Task goal |
Report every line from the material that contains the word "this".
/---
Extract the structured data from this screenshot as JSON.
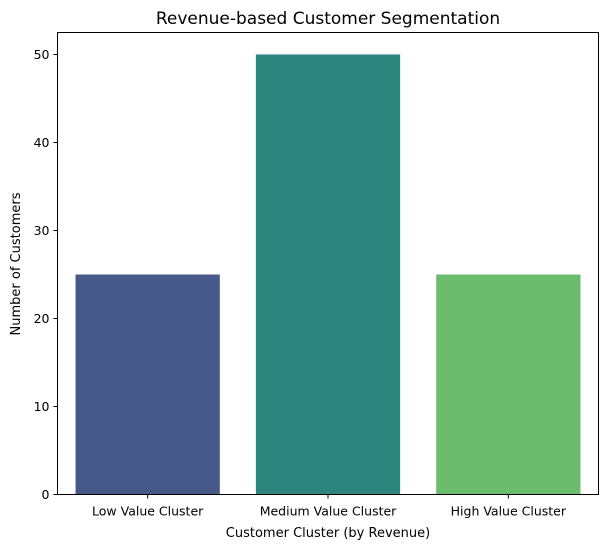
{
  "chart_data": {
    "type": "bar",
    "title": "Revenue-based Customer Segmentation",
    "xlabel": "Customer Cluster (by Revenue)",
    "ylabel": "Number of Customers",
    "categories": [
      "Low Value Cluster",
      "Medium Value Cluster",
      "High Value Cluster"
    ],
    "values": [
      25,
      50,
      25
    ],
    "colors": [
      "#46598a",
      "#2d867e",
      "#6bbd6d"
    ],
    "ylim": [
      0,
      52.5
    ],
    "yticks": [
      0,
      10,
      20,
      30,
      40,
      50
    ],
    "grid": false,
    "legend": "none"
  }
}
\---
/---
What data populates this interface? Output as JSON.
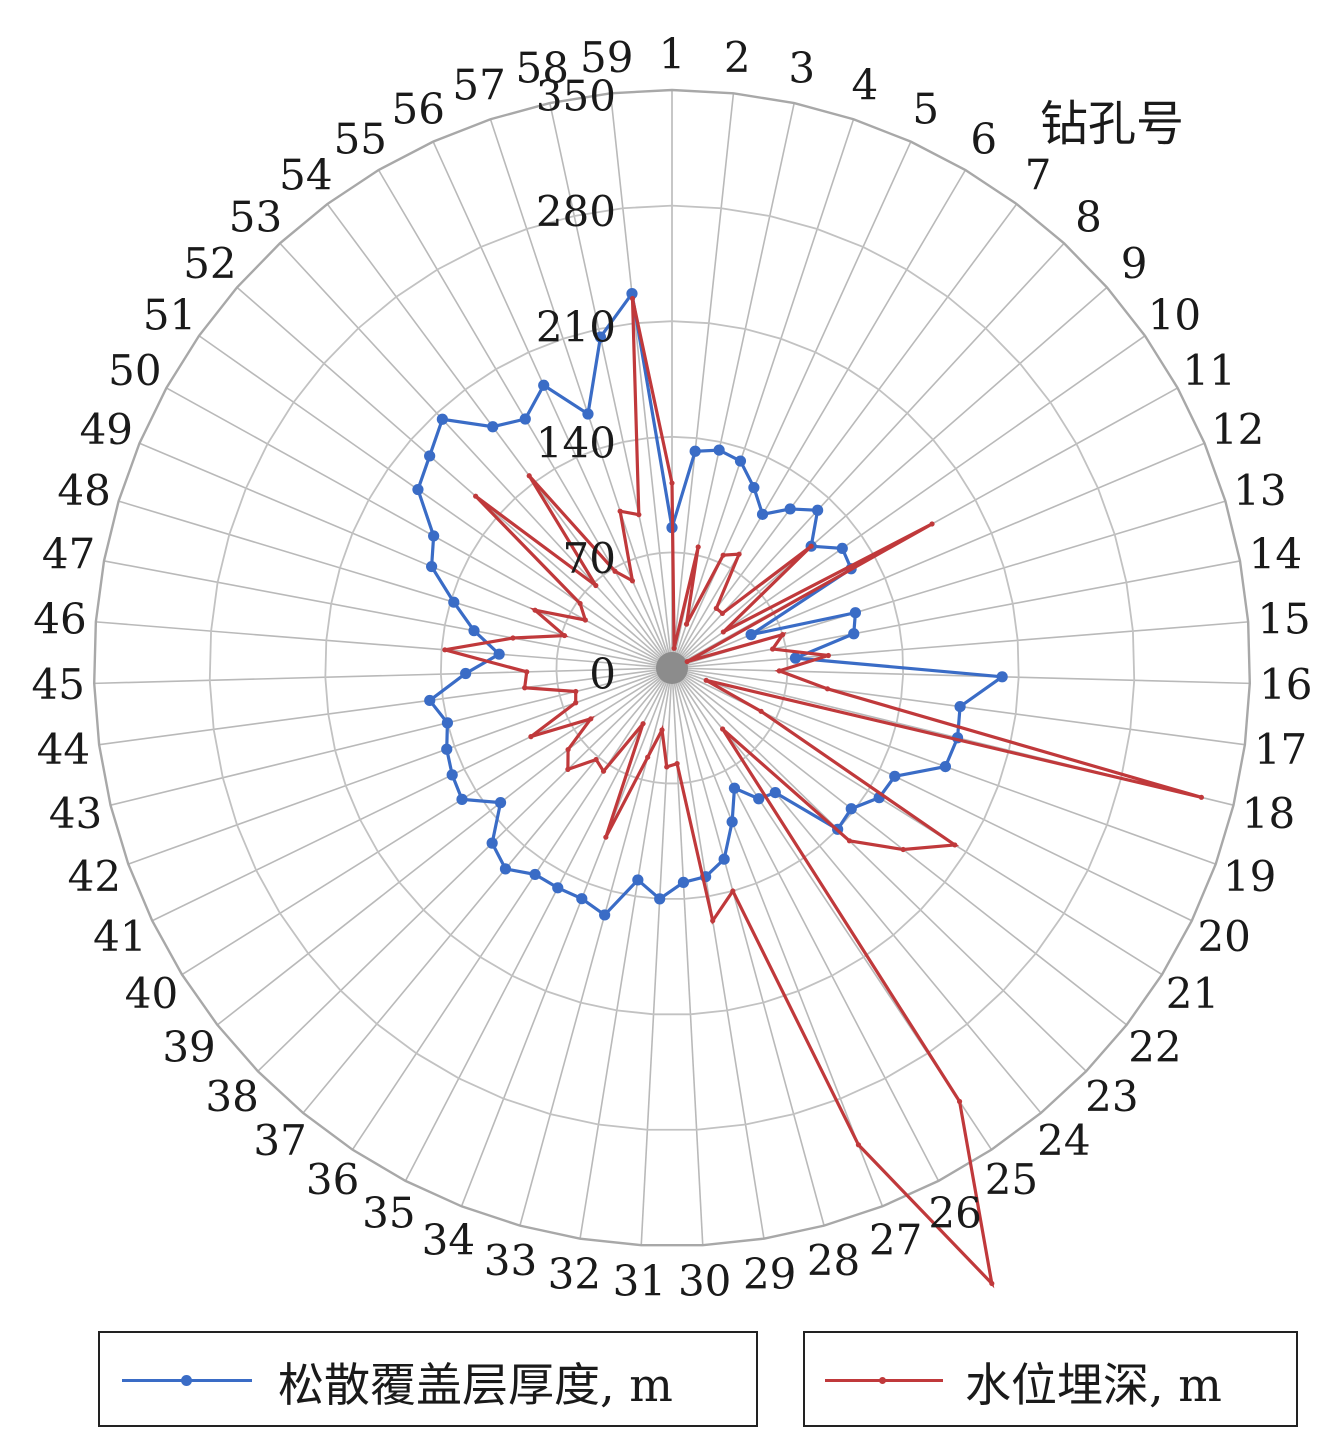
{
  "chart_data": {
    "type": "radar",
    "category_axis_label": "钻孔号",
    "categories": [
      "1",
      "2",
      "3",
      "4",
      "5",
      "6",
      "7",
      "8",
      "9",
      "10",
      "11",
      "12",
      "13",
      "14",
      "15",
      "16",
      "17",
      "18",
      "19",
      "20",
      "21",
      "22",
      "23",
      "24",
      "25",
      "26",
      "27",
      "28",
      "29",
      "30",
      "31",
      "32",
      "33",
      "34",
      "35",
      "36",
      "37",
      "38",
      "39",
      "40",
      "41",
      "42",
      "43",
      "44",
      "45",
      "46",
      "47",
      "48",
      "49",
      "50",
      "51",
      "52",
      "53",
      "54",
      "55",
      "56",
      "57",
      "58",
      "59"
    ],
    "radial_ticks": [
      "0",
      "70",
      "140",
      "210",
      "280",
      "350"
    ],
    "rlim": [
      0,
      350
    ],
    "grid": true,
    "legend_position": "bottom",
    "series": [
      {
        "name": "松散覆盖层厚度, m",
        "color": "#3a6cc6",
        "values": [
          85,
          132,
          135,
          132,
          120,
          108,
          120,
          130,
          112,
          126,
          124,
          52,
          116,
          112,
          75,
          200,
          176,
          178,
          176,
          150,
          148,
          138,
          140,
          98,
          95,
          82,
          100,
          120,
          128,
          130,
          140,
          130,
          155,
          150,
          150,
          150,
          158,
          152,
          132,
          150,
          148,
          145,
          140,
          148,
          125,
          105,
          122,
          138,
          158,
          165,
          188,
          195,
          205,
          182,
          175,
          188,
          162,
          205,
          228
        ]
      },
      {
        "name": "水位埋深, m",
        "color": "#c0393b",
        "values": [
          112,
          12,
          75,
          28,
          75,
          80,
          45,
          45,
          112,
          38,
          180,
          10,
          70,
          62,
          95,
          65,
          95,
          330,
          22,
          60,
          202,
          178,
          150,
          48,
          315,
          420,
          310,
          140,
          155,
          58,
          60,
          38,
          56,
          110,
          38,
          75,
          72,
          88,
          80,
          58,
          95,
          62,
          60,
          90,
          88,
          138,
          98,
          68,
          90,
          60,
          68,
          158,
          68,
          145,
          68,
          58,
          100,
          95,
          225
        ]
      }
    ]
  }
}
\---
Task solution |
Extract the structured data from this screenshot as JSON.
What data populates this interface? Output as JSON.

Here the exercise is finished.